DÉFI A » Dans les enregistrements, recopiez à l'identique le passage qui commence à la ligne contenant « 160, 140, 175] » et se termine à la ligne contenant « 342, 140, 357] », ces deux lignes incluses.
-------- EXTRAIT DE PAGE
Strasbourg, une des plus grandes villes de la vallée rhénane (on estime sa population à 18 000 habitants en 1444), est suffisamment puissante pour se défendre seule. Au début du XIVe siècle, elle est le théâtre de conflits entre les familles nobles qui se déchirent au sein du conseil. En 1332, les artisans, organisés en corporations (dico), prennent le pouvoir. Les artisans des villes impériales suivent l’exemple strasbourgeois et luttent pour la conquête du pouvoir, qu’ils finissent par obtenir.
À côté des édifices religieux (le chantier de la cathédrale de Strasbourg ne s’achèvera qu’en 1439), des bâtiments publics sont construits. Les membres des corporations se retrouvent dans leurs poêles, lieux de convivialité par excellence. Les artisans et commerçants les plus riches se font bâtir de somptueuses demeures.
Ces villes mènent aussi, en 1349, une implacable persécution des juifs : rendus responsables de la peste qui frappe durement l’Alsace cette année-là, les juifs sont massacrés voire brûlés (à Strasbourg et Colmar). Les survivants quittent les villes et se replient dans les villages où, faute de pouvoir acquérir des terres, ils deviennent prêteurs, maquignons...
Si l’Alsace est morcelée entre de nombreuses seigneuries, une puissance territoriale se constitue au sud en 1324, lorsque les Habsbourg, qui possèdent le titre de landgrave de Haute-Alsace depuis le XIIe siècle, héritent du comté de Ferrette. Depuis Rodolphe Ier, qui avait régné sur le Saint-Empire entre 1273 et 1291, les Habsbourg sont à la tête de nombreuses et vastes possessions, parmi lesquelles l’Autriche.
----------------
-------- ENREGISTREMENTS PRÉSENTÉS
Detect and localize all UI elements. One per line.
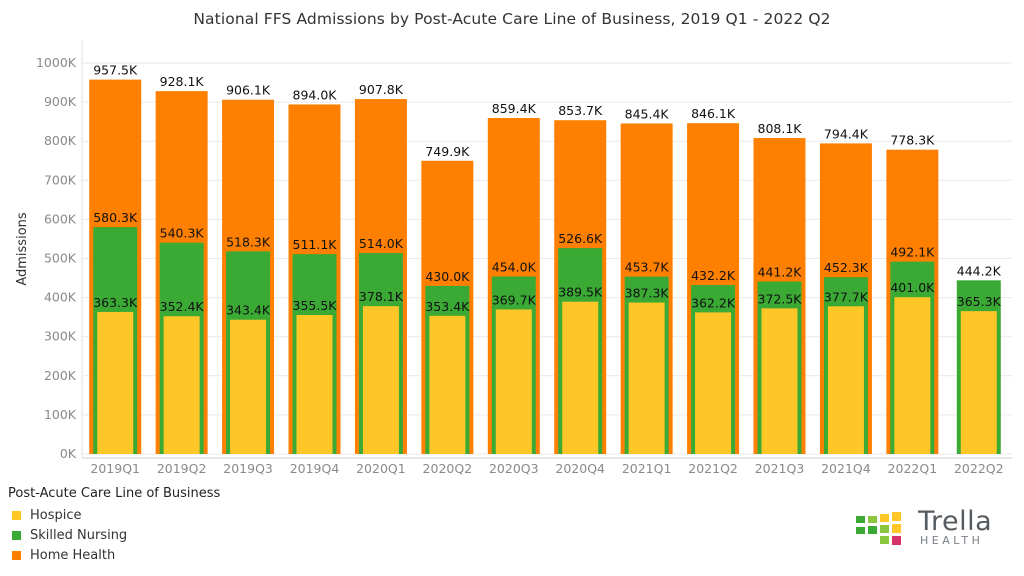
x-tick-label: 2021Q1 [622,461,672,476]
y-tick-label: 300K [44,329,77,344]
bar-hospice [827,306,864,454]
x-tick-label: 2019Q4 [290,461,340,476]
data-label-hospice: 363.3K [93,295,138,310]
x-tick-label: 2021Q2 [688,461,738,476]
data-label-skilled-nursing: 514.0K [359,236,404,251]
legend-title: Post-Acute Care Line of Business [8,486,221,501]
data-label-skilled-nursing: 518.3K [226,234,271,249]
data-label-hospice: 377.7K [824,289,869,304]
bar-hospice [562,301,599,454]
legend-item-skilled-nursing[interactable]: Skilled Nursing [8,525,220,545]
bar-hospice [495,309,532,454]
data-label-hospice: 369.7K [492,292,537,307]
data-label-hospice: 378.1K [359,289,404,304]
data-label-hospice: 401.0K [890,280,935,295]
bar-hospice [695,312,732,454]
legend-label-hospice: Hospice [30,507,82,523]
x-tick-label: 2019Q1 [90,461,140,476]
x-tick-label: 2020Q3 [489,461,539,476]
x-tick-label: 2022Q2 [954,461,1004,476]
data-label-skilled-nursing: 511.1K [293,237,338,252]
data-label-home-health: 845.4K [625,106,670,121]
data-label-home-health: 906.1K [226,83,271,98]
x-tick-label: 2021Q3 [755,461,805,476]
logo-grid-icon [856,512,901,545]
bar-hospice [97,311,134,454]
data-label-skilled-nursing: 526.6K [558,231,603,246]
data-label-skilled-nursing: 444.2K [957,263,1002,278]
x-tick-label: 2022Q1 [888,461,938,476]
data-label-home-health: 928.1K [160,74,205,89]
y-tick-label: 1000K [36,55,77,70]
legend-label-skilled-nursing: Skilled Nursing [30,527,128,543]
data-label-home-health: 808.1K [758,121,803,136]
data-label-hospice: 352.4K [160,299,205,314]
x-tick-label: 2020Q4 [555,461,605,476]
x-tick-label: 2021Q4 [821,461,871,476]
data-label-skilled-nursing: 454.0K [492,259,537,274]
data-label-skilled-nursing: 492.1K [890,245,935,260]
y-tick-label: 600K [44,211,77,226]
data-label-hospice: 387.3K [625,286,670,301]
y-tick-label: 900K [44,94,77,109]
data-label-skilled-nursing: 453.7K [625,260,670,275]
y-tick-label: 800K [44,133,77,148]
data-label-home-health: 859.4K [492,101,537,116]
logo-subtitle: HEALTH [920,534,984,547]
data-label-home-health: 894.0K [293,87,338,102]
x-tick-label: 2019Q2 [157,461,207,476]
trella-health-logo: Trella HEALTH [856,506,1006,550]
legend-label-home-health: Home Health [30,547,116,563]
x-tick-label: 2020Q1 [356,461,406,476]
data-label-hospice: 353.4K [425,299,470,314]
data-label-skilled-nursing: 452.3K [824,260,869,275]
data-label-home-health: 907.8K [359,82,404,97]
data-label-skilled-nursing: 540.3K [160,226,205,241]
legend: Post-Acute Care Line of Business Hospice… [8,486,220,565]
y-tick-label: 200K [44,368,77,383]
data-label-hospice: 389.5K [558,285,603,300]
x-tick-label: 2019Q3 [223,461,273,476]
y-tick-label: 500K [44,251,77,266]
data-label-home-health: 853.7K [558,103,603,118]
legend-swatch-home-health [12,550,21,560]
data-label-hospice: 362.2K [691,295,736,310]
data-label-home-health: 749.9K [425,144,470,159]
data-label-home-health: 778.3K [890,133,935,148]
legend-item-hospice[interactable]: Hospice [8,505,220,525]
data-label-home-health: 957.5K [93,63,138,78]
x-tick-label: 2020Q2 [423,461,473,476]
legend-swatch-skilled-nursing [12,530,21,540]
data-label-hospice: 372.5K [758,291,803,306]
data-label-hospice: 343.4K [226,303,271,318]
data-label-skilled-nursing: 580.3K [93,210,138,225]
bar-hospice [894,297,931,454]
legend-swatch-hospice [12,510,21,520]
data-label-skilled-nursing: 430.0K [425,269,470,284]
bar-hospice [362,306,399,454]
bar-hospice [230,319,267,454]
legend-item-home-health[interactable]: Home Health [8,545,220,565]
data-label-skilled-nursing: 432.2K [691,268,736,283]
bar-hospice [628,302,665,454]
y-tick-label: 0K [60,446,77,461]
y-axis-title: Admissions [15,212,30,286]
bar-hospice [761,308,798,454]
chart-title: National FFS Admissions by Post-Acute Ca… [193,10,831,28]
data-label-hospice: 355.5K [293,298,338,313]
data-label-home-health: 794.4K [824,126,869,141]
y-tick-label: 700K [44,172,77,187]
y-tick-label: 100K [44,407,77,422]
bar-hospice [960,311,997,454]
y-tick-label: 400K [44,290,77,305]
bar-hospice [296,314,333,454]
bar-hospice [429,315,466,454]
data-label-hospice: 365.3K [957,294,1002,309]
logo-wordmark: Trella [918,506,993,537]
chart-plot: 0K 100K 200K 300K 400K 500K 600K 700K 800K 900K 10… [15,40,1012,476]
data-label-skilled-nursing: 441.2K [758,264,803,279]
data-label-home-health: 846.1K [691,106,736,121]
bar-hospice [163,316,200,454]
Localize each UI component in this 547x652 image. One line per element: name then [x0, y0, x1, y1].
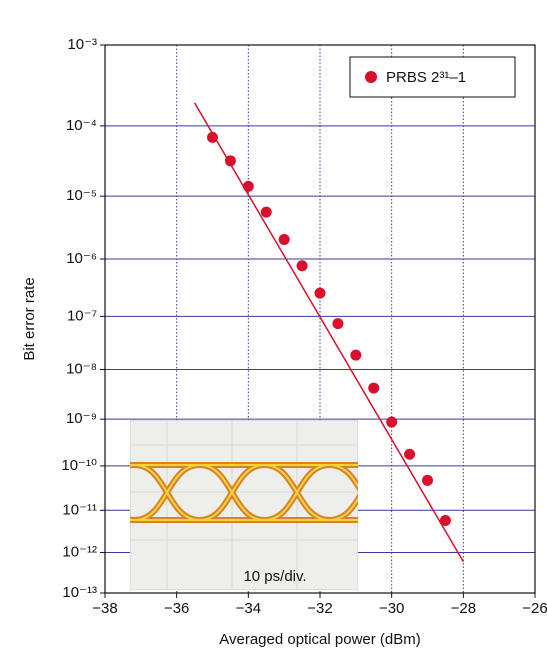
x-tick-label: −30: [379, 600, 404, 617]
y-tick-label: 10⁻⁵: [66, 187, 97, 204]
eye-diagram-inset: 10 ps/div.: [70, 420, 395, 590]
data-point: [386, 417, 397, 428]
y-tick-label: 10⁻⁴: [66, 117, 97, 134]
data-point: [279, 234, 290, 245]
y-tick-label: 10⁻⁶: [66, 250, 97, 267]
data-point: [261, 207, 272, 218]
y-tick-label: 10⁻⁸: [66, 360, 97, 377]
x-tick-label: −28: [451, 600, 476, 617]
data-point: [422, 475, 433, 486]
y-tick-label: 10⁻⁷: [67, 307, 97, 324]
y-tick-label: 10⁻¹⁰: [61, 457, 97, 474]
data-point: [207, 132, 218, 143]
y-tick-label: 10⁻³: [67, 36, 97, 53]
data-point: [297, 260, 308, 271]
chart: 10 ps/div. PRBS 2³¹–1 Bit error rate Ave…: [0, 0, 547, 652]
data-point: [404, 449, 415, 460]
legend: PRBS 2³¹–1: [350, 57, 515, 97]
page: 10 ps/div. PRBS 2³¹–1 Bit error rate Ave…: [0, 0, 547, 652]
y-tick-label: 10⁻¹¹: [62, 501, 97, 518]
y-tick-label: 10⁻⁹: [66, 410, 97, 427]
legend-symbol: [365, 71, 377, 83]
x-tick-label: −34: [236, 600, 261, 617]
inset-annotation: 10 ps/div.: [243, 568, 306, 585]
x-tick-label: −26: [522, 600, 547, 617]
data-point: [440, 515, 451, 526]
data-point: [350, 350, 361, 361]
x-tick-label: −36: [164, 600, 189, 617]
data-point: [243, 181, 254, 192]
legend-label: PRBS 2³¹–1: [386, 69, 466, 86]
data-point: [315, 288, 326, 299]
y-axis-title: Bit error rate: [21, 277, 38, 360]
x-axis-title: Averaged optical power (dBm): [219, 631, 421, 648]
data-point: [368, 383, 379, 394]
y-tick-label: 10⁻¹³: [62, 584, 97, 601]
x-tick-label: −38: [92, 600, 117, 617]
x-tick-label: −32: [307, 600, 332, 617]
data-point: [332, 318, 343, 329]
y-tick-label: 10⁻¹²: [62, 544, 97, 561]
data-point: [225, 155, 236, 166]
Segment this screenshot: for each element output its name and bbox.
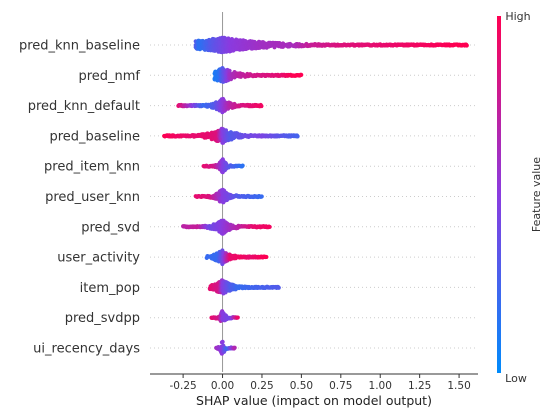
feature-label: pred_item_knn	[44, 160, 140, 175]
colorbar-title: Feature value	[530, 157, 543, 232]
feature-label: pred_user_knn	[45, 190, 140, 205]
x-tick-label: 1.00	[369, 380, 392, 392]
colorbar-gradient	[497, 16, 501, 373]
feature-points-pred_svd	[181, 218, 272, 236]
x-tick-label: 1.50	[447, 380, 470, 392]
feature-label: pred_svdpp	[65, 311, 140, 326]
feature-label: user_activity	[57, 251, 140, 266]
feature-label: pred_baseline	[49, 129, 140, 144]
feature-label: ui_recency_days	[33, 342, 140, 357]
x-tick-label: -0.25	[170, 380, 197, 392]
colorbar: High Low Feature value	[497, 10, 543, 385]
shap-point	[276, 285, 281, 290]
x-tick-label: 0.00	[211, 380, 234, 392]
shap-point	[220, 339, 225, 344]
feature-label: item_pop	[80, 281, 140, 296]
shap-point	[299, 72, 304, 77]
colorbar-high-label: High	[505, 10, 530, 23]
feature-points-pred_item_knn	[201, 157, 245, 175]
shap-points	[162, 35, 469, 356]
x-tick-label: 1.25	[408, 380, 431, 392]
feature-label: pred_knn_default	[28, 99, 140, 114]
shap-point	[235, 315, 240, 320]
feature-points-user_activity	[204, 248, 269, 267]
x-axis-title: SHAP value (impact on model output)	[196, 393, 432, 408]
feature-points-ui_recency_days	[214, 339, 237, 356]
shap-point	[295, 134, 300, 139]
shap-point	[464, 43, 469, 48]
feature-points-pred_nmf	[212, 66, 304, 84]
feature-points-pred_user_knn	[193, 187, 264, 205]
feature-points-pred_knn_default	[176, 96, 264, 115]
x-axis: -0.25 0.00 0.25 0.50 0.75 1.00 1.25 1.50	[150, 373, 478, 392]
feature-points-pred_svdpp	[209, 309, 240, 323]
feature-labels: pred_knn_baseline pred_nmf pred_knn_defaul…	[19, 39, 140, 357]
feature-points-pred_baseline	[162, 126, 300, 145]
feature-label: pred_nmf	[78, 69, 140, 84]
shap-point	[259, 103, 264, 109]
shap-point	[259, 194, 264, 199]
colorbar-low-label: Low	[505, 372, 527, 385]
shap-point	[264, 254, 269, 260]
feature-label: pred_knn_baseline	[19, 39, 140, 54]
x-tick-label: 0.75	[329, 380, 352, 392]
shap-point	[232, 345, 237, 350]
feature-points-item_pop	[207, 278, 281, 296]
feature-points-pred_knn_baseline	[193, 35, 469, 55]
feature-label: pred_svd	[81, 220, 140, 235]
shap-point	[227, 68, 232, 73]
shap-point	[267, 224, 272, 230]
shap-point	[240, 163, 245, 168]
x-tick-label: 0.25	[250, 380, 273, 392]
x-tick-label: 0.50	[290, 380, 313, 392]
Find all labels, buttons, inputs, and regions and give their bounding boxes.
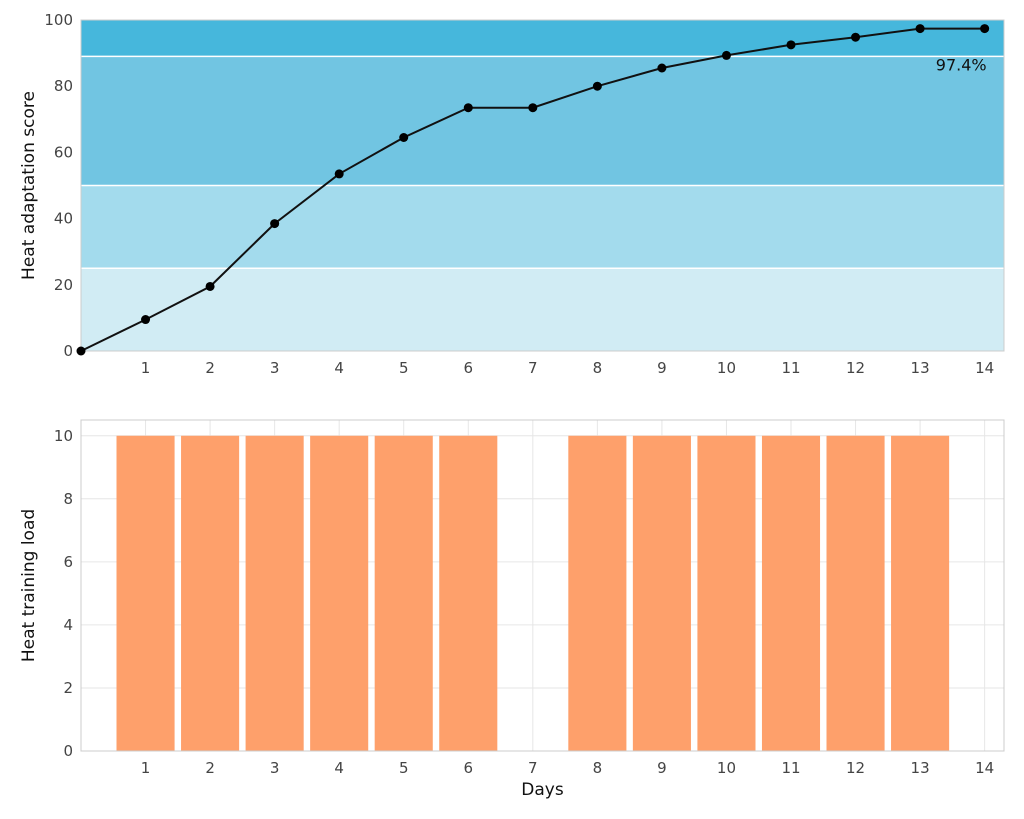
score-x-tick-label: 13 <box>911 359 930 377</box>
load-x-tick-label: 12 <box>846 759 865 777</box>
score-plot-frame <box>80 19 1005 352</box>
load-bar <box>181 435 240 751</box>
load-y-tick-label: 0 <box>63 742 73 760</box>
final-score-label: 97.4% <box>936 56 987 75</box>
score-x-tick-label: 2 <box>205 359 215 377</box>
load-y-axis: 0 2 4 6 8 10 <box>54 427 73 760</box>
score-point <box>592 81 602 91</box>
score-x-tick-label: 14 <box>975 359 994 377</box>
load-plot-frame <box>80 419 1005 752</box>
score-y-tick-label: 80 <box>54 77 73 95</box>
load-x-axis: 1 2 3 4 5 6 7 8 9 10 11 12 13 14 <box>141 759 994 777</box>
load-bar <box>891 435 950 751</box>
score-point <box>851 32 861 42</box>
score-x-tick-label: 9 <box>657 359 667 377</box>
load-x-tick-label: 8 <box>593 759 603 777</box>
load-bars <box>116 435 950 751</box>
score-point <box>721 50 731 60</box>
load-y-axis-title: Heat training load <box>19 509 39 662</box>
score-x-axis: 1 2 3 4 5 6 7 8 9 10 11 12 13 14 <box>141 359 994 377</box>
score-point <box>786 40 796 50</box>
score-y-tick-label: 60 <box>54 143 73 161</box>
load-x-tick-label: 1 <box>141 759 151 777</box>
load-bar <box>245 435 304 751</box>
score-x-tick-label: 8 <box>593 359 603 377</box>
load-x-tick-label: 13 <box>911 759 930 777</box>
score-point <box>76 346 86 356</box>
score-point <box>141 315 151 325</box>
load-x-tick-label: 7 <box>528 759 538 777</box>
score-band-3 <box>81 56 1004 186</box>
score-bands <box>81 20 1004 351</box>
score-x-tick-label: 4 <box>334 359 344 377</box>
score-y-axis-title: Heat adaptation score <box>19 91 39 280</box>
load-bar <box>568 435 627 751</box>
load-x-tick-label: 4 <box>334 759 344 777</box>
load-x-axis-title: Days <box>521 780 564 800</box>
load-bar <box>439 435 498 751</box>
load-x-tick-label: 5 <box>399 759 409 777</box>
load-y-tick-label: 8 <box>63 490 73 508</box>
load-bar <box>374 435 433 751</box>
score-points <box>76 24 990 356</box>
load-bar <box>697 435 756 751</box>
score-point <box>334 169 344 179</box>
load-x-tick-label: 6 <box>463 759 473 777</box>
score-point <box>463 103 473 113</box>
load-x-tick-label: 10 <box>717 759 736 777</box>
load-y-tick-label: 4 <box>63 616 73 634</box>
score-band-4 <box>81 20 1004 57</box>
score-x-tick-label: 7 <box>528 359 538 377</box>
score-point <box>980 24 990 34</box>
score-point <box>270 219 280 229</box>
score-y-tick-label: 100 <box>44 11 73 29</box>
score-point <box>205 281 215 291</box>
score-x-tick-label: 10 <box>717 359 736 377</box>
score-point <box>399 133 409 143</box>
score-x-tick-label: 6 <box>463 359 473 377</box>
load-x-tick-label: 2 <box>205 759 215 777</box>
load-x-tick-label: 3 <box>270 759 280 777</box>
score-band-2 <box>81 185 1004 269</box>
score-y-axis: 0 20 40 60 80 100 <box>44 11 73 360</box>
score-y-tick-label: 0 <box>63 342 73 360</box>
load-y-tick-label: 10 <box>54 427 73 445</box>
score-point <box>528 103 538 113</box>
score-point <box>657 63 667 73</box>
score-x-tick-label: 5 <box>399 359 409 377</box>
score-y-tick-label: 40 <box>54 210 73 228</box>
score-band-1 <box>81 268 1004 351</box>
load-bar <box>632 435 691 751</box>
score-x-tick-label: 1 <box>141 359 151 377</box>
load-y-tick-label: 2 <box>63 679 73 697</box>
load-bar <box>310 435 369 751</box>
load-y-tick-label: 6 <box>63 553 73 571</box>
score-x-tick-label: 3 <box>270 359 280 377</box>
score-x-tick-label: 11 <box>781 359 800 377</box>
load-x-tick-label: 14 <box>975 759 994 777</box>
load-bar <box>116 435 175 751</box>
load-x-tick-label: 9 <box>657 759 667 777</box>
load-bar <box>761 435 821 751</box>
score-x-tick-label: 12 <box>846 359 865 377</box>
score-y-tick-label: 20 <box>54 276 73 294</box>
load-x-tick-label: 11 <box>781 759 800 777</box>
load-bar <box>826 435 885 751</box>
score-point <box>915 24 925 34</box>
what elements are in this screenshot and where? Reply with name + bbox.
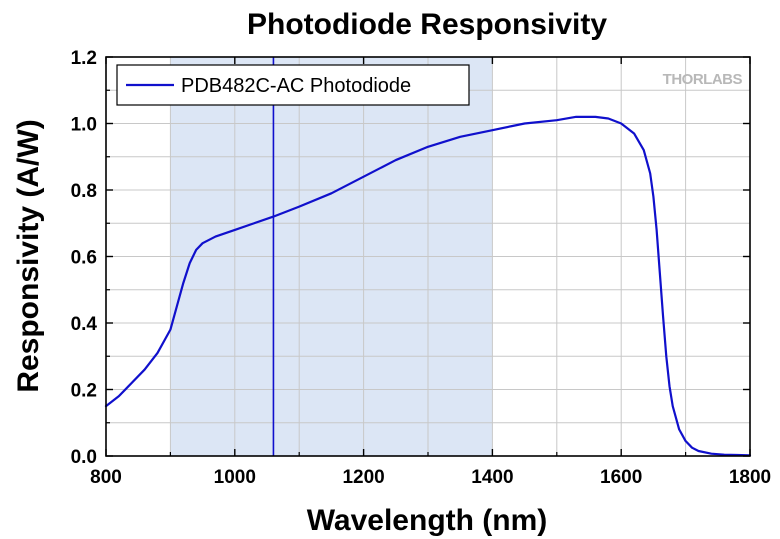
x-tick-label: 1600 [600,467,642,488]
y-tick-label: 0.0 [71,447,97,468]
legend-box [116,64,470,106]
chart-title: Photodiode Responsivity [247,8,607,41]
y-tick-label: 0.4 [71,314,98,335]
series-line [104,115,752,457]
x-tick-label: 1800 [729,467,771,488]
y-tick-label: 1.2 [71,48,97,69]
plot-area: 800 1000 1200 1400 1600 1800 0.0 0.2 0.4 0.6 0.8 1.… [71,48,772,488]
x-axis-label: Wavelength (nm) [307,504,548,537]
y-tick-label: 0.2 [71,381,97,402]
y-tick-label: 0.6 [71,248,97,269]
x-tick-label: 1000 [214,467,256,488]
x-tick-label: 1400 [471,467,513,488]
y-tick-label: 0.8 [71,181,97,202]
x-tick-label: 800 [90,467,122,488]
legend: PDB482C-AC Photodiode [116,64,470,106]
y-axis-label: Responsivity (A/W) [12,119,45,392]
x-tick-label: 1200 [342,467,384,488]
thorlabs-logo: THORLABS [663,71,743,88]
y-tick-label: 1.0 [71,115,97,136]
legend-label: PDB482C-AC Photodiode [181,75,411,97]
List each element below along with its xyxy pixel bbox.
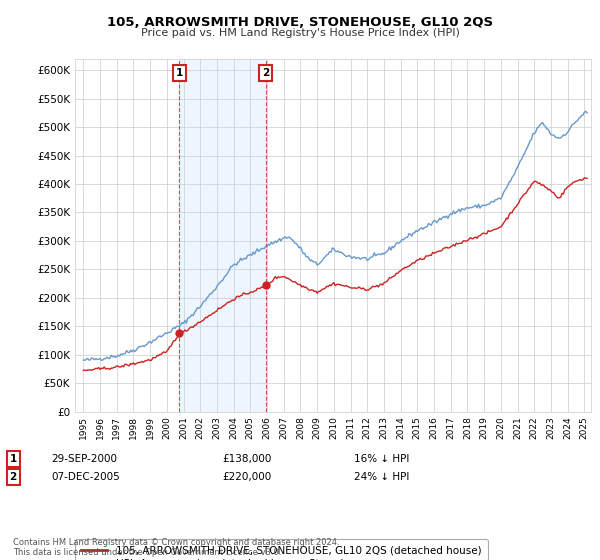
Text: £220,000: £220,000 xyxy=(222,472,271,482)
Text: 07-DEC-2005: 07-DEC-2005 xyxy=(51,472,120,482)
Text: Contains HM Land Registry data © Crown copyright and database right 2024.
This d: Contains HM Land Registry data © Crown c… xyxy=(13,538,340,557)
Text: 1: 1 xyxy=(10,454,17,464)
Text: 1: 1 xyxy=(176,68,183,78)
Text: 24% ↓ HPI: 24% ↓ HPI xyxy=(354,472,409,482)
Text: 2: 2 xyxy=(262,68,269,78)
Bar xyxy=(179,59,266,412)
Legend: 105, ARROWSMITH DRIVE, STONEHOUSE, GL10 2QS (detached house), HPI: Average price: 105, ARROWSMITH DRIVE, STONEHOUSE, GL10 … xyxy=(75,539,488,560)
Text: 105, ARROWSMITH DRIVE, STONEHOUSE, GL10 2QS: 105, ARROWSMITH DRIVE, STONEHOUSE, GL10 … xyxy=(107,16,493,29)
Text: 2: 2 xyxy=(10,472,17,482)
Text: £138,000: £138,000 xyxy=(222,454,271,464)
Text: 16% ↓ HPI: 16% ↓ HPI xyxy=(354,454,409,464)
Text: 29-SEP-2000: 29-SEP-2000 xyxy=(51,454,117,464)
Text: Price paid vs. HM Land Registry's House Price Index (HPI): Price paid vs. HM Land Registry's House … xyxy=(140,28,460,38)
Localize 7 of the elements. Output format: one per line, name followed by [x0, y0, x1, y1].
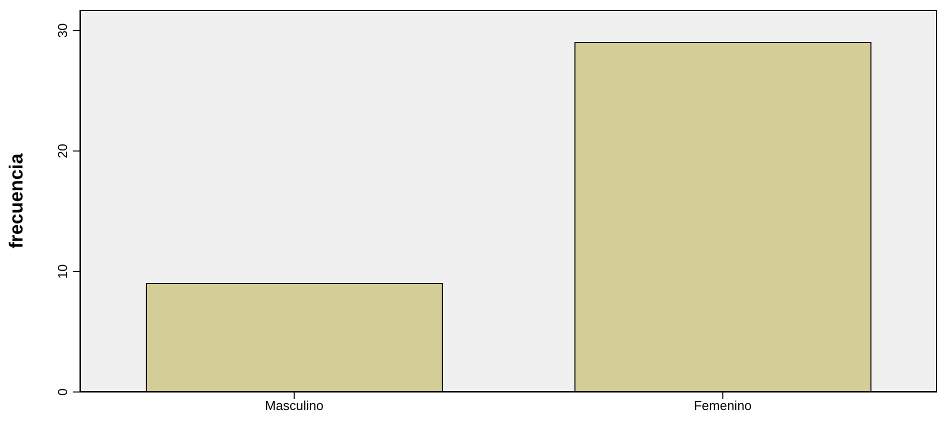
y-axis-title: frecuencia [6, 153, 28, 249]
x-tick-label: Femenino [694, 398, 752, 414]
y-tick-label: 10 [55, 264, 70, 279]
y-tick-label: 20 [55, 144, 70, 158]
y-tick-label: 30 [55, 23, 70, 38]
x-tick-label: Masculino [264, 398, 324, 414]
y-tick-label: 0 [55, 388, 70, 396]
----------------
DÉFI B »
Répondez à ces questions d'après l'extrait de page ci-dessus.
(i) En quelle année les artisans strasbourgeois prennent-ils le pouvoir ?
(ii) En quelle année s'achève le chantier de la cathédrale de Strasbourg ?
(iii) De quel comté les Habsbourg héritent-ils en 1324 ?

RÉSULTAT DE L'EXERCICE A »
feature-label: pred_item_knn	[44, 160, 140, 175]
colorbar-title: Feature value	[530, 157, 543, 232]
feature-label: pred_user_knn	[45, 190, 140, 205]
x-tick-label: 1.00	[369, 380, 392, 392]
colorbar-gradient	[497, 16, 501, 373]
feature-points-pred_svd	[181, 218, 272, 236]
x-tick-label: 1.50	[447, 380, 470, 392]
feature-label: pred_svdpp	[65, 311, 140, 326]
feature-label: user_activity	[57, 251, 140, 266]
feature-label: pred_baseline	[49, 129, 140, 144]
feature-label: ui_recency_days	[33, 342, 140, 357]

RÉSULTAT DE L'EXERCICE B »
(i) En 1332.
(ii) En 1439.
(iii) Du comté de Ferrette.